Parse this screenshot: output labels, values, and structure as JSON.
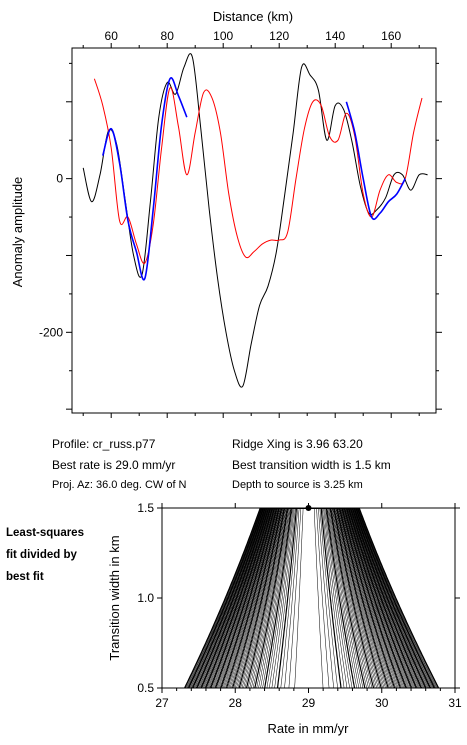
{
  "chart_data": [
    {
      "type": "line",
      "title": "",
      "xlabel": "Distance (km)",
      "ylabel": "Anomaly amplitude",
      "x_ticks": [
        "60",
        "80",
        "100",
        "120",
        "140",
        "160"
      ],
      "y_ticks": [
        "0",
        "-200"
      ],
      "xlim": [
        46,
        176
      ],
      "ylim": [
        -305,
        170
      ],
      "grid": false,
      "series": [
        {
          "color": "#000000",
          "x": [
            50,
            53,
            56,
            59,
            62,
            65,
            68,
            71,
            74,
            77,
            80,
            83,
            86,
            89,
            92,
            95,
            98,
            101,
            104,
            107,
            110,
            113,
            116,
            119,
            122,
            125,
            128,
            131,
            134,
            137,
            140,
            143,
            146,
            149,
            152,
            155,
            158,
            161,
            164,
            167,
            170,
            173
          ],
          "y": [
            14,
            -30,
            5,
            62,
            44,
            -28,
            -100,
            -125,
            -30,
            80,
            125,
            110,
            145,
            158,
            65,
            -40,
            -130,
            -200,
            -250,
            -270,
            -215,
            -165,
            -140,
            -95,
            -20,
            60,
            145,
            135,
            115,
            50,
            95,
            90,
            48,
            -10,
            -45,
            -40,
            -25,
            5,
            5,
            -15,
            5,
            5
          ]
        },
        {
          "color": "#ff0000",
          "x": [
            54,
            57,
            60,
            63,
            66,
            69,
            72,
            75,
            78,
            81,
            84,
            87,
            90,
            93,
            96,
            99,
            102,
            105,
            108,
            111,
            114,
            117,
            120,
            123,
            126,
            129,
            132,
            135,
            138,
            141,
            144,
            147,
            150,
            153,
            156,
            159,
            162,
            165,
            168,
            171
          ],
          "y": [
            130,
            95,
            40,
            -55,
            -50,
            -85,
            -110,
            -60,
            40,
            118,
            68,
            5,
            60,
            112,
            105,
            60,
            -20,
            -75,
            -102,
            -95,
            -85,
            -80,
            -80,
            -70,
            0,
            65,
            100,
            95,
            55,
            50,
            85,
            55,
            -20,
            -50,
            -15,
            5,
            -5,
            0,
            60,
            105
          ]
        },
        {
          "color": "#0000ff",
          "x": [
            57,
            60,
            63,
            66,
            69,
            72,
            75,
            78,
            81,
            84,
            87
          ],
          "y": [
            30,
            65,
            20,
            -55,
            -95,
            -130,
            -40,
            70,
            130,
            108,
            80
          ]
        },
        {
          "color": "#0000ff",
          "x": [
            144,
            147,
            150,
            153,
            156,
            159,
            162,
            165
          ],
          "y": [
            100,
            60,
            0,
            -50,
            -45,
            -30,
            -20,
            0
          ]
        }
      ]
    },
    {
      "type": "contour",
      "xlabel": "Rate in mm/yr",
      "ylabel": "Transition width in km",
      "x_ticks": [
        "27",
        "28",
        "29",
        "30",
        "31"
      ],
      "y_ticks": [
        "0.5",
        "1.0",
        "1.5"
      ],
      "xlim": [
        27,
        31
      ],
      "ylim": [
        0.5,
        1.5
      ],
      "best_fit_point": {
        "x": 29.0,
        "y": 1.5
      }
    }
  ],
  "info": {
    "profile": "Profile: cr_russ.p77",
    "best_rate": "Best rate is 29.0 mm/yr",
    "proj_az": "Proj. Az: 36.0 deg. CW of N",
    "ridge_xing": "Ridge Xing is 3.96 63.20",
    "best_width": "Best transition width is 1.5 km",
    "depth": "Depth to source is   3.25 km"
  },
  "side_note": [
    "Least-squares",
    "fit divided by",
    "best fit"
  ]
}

+===+

* [What the task asks]: Restate the whole listing above exactly, please, omitting every image.

* [Reply]:
Parse this screenshot: output labels, values, and structure as JSON.
{
  "chart_data": [
    {
      "type": "line",
      "title": "",
      "xlabel": "Distance (km)",
      "ylabel": "Anomaly amplitude",
      "x_ticks": [
        "60",
        "80",
        "100",
        "120",
        "140",
        "160"
      ],
      "y_ticks": [
        "0",
        "-200"
      ],
      "xlim": [
        46,
        176
      ],
      "ylim": [
        -305,
        170
      ],
      "grid": false,
      "series": [
        {
          "color": "#000000",
          "x": [
            50,
            53,
            56,
            59,
            62,
            65,
            68,
            71,
            74,
            77,
            80,
            83,
            86,
            89,
            92,
            95,
            98,
            101,
            104,
            107,
            110,
            113,
            116,
            119,
            122,
            125,
            128,
            131,
            134,
            137,
            140,
            143,
            146,
            149,
            152,
            155,
            158,
            161,
            164,
            167,
            170,
            173
          ],
          "y": [
            14,
            -30,
            5,
            62,
            44,
            -28,
            -100,
            -125,
            -30,
            80,
            125,
            110,
            145,
            158,
            65,
            -40,
            -130,
            -200,
            -250,
            -270,
            -215,
            -165,
            -140,
            -95,
            -20,
            60,
            145,
            135,
            115,
            50,
            95,
            90,
            48,
            -10,
            -45,
            -40,
            -25,
            5,
            5,
            -15,
            5,
            5
          ]
        },
        {
          "color": "#ff0000",
          "x": [
            54,
            57,
            60,
            63,
            66,
            69,
            72,
            75,
            78,
            81,
            84,
            87,
            90,
            93,
            96,
            99,
            102,
            105,
            108,
            111,
            114,
            117,
            120,
            123,
            126,
            129,
            132,
            135,
            138,
            141,
            144,
            147,
            150,
            153,
            156,
            159,
            162,
            165,
            168,
            171
          ],
          "y": [
            130,
            95,
            40,
            -55,
            -50,
            -85,
            -110,
            -60,
            40,
            118,
            68,
            5,
            60,
            112,
            105,
            60,
            -20,
            -75,
            -102,
            -95,
            -85,
            -80,
            -80,
            -70,
            0,
            65,
            100,
            95,
            55,
            50,
            85,
            55,
            -20,
            -50,
            -15,
            5,
            -5,
            0,
            60,
            105
          ]
        },
        {
          "color": "#0000ff",
          "x": [
            57,
            60,
            63,
            66,
            69,
            72,
            75,
            78,
            81,
            84,
            87
          ],
          "y": [
            30,
            65,
            20,
            -55,
            -95,
            -130,
            -40,
            70,
            130,
            108,
            80
          ]
        },
        {
          "color": "#0000ff",
          "x": [
            144,
            147,
            150,
            153,
            156,
            159,
            162,
            165
          ],
          "y": [
            100,
            60,
            0,
            -50,
            -45,
            -30,
            -20,
            0
          ]
        }
      ]
    },
    {
      "type": "contour",
      "xlabel": "Rate in mm/yr",
      "ylabel": "Transition width in km",
      "x_ticks": [
        "27",
        "28",
        "29",
        "30",
        "31"
      ],
      "y_ticks": [
        "0.5",
        "1.0",
        "1.5"
      ],
      "xlim": [
        27,
        31
      ],
      "ylim": [
        0.5,
        1.5
      ],
      "best_fit_point": {
        "x": 29.0,
        "y": 1.5
      }
    }
  ],
  "info": {
    "profile": "Profile: cr_russ.p77",
    "best_rate": "Best rate is 29.0 mm/yr",
    "proj_az": "Proj. Az: 36.0 deg. CW of N",
    "ridge_xing": "Ridge Xing is 3.96 63.20",
    "best_width": "Best transition width is 1.5 km",
    "depth": "Depth to source is   3.25 km"
  },
  "side_note": [
    "Least-squares",
    "fit divided by",
    "best fit"
  ]
}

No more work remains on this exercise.